##### Extracted entries

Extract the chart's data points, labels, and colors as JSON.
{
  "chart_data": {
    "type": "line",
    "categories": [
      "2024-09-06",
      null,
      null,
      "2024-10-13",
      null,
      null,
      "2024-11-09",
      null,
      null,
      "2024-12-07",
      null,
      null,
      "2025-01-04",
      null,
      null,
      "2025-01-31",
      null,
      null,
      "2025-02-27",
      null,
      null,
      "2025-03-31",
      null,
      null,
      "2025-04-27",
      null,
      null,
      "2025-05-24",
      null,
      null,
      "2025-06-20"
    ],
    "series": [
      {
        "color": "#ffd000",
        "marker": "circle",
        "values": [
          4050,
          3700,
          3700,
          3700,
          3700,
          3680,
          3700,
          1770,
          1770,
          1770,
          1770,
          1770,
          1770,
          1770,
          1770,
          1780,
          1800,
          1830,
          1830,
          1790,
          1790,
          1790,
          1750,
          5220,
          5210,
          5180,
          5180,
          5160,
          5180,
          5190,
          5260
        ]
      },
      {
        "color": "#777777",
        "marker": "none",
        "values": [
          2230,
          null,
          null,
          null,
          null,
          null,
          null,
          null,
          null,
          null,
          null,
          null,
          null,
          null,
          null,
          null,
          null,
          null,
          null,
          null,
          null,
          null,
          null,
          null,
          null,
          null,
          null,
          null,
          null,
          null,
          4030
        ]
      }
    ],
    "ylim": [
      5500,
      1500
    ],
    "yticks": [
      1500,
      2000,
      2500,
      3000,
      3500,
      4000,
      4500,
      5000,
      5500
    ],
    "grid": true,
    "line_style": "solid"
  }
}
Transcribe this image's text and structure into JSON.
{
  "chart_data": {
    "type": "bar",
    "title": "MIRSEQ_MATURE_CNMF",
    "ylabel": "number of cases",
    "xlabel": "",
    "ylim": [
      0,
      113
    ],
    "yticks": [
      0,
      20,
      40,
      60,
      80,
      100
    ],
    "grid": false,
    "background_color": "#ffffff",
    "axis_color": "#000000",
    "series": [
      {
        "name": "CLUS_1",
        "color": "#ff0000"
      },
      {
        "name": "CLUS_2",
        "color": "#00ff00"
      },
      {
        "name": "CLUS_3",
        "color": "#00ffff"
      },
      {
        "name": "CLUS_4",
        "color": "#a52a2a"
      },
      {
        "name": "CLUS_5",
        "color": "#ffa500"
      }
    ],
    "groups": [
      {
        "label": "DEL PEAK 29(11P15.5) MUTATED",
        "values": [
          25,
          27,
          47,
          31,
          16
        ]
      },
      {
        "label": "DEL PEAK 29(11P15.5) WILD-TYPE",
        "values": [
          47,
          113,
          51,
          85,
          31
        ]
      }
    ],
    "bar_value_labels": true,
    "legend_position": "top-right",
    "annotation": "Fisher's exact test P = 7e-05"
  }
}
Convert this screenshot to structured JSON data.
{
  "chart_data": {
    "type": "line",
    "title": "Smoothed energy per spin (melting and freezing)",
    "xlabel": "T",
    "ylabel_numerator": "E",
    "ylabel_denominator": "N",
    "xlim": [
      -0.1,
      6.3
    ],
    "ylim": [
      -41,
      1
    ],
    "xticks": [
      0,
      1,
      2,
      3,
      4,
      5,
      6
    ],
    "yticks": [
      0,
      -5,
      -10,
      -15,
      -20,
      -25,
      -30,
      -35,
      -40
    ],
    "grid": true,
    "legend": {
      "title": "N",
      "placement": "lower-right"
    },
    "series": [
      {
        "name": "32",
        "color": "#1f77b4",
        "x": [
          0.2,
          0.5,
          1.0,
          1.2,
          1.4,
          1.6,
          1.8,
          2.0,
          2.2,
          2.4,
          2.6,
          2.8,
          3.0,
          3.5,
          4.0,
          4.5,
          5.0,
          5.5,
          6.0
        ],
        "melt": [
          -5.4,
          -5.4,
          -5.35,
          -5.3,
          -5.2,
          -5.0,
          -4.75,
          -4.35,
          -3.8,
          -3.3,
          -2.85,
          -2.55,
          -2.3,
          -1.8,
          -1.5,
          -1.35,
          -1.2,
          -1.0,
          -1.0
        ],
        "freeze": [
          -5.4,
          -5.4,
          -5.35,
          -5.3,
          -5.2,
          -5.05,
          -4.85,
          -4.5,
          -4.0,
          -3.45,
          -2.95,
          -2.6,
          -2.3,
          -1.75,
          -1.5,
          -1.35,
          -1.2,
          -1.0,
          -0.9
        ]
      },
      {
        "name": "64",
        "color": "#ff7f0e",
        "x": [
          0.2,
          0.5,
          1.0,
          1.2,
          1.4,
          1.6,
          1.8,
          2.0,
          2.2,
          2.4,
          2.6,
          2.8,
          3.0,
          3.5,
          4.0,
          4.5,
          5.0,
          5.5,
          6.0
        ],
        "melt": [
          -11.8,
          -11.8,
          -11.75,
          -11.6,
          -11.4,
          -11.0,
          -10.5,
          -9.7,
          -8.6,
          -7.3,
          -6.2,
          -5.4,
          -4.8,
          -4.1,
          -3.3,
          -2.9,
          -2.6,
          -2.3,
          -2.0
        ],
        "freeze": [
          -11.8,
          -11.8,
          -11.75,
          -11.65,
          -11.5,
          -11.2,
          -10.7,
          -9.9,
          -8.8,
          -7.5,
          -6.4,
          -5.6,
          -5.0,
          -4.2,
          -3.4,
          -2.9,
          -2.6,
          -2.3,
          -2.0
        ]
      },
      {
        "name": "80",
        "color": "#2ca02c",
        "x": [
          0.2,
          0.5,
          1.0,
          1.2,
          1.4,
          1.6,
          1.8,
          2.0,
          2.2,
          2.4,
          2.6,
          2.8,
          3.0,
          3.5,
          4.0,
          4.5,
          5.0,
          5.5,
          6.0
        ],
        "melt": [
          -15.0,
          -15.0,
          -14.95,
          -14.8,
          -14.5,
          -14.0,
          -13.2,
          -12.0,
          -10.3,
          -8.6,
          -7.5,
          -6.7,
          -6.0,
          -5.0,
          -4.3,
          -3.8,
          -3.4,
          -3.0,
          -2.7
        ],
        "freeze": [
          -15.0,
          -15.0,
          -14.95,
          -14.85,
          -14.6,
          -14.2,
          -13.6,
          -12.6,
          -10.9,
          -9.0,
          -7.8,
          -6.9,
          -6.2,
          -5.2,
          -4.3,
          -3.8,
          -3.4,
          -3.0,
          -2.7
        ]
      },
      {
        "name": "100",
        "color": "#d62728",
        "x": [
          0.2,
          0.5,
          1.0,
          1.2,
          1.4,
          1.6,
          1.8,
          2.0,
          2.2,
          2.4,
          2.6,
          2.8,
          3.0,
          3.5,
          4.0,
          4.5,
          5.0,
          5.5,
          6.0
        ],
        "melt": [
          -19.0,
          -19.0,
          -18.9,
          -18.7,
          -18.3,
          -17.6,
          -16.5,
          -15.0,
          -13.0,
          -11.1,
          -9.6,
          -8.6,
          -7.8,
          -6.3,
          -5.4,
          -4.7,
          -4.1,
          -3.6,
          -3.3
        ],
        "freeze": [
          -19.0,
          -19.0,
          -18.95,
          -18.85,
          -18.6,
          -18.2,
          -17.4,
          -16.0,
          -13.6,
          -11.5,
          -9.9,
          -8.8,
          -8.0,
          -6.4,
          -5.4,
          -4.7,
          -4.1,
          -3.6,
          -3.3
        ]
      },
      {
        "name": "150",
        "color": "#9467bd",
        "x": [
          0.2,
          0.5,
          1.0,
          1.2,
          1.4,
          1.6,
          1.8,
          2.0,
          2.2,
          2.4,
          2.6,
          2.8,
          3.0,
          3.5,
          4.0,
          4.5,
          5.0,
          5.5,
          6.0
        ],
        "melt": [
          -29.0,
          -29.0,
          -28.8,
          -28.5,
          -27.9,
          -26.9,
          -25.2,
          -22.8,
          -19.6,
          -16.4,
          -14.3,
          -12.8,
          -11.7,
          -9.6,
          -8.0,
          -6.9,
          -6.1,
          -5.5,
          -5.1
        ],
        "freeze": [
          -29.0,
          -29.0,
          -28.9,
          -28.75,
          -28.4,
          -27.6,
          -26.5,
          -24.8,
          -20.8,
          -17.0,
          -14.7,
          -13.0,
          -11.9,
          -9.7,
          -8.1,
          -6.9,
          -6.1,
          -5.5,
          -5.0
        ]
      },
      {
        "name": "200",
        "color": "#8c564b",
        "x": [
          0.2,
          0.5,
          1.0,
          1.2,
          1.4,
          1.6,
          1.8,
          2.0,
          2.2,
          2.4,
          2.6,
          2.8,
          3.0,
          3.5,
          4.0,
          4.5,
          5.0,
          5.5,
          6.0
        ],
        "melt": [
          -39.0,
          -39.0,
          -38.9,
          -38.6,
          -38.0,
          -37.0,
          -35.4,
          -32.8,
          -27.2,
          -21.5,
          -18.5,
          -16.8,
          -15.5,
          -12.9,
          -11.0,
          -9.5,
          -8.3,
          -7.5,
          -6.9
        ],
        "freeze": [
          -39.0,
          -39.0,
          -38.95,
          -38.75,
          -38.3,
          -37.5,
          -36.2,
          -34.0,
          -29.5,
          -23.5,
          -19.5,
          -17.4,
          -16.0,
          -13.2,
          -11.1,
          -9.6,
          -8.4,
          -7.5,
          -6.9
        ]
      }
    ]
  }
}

##########

• Stated task
Count every line in the entries above where the word "title" appears; respond with the number alone.

• Final answer
3